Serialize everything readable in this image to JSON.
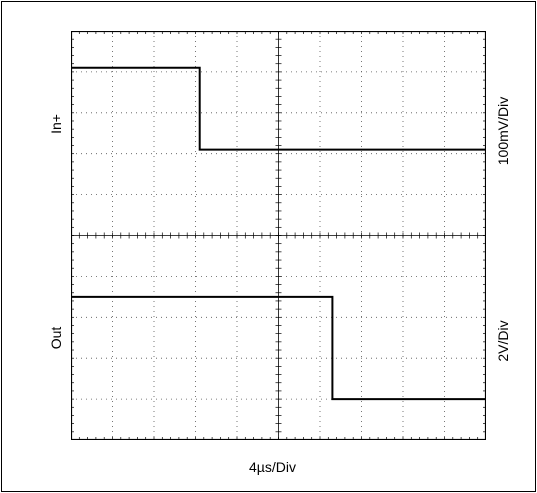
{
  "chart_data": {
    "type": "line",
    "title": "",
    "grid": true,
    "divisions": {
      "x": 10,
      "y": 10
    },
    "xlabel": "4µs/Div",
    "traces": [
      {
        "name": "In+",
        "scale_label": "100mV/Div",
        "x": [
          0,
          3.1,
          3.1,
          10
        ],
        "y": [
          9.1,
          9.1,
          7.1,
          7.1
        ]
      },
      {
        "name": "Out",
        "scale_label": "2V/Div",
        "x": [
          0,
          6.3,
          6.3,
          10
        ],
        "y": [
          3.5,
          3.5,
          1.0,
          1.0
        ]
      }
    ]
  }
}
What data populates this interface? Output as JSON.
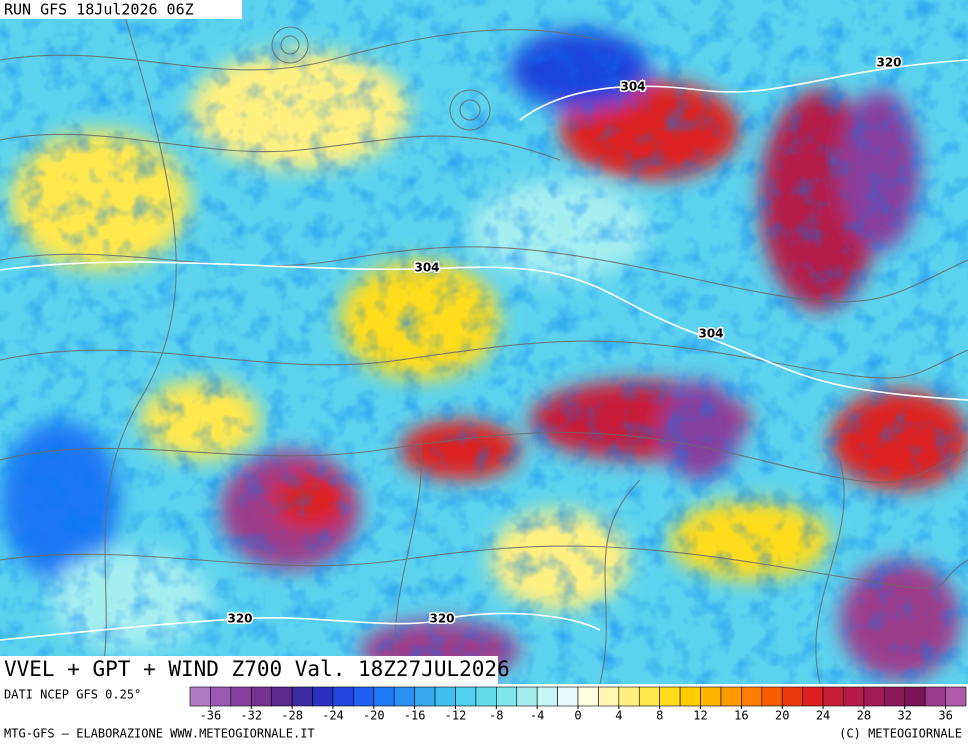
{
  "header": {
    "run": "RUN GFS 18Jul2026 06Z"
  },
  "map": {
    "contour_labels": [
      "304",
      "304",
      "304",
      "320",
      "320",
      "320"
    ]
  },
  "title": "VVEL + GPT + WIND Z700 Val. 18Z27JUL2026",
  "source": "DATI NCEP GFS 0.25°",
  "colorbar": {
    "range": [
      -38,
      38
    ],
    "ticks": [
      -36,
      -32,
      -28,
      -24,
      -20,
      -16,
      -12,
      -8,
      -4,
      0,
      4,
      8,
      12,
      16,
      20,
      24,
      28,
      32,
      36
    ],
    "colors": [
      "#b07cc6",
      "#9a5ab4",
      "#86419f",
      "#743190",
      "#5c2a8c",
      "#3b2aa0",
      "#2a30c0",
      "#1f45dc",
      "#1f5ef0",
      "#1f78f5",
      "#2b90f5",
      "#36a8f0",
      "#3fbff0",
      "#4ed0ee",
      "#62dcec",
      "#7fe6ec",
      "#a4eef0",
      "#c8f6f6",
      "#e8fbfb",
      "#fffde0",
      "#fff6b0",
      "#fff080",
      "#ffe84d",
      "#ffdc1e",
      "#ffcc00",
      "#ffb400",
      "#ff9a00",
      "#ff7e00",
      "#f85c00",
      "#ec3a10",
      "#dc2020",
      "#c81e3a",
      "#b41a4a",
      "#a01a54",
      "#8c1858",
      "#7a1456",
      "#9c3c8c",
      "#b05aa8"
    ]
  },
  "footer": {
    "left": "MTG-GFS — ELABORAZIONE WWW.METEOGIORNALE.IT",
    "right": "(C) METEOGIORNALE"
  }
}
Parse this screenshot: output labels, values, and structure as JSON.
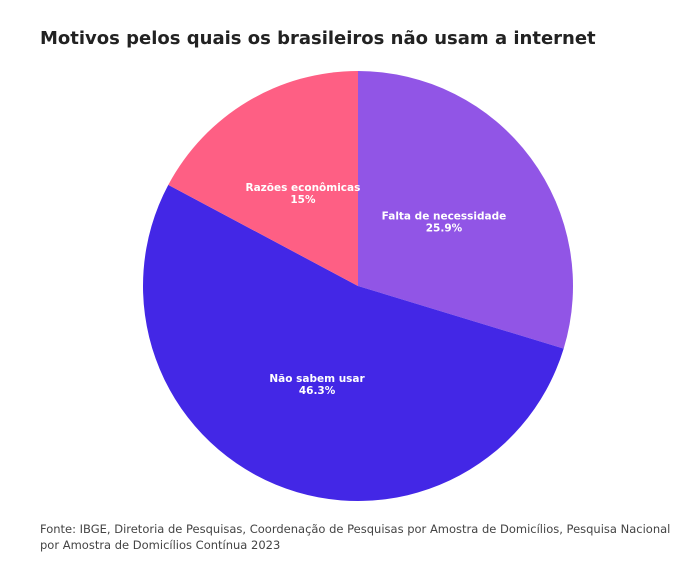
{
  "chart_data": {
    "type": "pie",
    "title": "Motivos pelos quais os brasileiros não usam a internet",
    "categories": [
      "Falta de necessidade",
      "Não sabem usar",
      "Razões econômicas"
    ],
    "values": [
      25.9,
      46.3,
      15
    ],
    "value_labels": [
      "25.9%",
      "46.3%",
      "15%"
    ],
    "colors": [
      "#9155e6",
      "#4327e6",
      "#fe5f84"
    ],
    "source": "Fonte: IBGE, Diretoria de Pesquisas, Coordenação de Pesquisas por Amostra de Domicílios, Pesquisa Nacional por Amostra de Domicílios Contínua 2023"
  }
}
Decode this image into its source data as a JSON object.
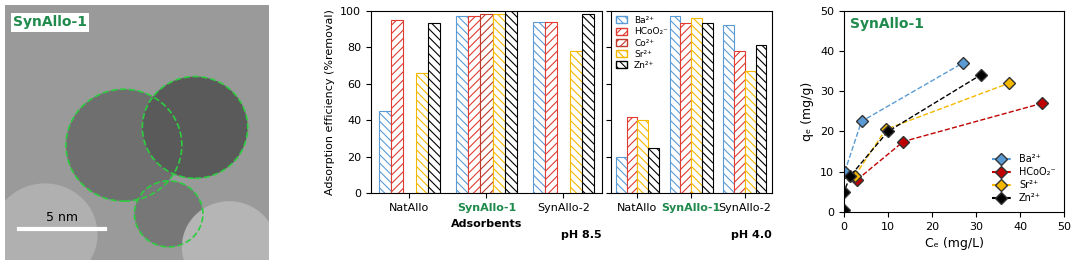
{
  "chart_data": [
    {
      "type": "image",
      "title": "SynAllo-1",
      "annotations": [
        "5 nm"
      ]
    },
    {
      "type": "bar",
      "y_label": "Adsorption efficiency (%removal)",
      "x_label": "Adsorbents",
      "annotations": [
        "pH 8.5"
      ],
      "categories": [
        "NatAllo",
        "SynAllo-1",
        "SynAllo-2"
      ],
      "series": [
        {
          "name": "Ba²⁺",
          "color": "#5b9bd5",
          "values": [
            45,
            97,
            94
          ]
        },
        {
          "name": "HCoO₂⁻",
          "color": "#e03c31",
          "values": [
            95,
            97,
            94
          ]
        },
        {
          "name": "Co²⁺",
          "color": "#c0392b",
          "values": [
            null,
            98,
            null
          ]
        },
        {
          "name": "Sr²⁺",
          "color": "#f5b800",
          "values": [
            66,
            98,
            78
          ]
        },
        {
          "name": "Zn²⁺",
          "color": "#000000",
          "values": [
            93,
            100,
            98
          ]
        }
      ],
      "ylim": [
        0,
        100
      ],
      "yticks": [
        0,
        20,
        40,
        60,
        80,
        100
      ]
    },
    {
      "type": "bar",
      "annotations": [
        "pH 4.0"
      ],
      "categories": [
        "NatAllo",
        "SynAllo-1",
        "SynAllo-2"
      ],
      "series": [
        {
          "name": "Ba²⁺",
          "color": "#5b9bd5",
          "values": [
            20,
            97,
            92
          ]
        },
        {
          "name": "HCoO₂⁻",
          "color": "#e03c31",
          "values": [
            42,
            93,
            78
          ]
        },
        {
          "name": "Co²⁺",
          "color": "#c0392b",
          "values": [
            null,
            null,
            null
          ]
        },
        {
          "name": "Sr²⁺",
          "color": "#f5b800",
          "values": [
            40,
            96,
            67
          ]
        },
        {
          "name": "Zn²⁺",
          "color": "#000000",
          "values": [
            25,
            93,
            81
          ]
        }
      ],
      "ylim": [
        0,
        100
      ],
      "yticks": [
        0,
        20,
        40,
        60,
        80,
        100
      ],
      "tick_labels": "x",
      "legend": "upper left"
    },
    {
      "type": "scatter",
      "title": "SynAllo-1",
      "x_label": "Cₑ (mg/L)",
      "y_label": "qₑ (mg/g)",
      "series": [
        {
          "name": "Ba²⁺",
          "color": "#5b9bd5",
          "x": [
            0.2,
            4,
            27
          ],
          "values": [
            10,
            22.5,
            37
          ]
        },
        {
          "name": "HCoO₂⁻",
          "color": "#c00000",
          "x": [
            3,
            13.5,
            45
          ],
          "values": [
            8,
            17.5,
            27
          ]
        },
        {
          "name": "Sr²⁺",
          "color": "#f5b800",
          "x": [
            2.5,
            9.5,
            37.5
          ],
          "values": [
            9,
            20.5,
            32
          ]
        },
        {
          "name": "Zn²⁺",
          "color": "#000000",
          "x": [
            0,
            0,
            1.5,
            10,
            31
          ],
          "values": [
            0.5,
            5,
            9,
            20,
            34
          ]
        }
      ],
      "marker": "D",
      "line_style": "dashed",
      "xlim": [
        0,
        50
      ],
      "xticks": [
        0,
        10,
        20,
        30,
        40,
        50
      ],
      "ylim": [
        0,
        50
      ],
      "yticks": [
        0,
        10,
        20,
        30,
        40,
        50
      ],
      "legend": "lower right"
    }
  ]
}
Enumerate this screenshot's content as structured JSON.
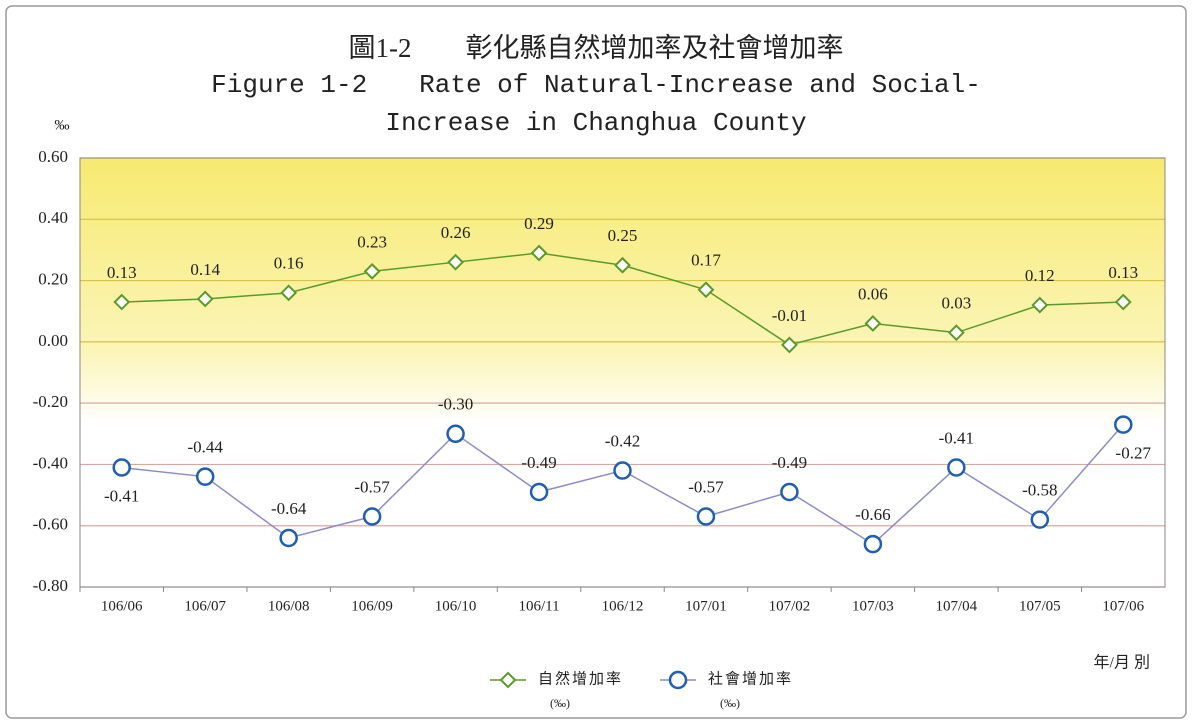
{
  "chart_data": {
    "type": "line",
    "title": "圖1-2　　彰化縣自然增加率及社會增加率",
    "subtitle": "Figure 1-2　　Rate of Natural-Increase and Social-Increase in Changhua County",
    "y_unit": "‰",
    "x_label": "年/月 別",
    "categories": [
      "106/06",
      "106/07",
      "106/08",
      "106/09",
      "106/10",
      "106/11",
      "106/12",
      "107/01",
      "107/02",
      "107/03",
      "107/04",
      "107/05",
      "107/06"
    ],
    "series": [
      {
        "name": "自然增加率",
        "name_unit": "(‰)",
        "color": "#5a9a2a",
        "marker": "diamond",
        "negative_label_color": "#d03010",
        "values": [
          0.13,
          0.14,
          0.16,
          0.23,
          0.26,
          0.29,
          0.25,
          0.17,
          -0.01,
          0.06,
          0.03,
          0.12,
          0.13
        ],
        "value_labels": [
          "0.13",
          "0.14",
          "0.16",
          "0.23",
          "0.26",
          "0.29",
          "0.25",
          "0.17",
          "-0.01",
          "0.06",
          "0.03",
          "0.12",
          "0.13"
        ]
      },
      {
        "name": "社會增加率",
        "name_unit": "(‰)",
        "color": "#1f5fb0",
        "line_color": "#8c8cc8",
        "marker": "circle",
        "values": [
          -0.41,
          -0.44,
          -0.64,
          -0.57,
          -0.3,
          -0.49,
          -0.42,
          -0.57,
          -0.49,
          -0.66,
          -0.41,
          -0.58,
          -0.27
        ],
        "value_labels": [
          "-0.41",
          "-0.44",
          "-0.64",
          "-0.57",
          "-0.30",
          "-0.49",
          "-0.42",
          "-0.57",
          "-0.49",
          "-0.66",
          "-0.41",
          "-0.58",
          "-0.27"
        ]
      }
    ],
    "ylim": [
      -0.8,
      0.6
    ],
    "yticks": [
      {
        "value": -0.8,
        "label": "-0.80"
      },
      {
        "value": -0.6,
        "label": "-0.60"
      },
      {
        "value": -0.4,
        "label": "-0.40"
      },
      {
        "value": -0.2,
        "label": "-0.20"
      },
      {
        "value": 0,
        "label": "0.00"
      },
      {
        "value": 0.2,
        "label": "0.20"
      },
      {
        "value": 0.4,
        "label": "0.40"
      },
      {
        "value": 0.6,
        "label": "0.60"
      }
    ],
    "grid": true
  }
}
______
*Task brief*
Your task is to collect every line above that contains the word "type".

*Response to the exercise*
    "type": "line",
    "type": "pie",
      "type": "image",
      "type": "bar",
      "type": "bar",
      "type": "scatter",
    "type": "line",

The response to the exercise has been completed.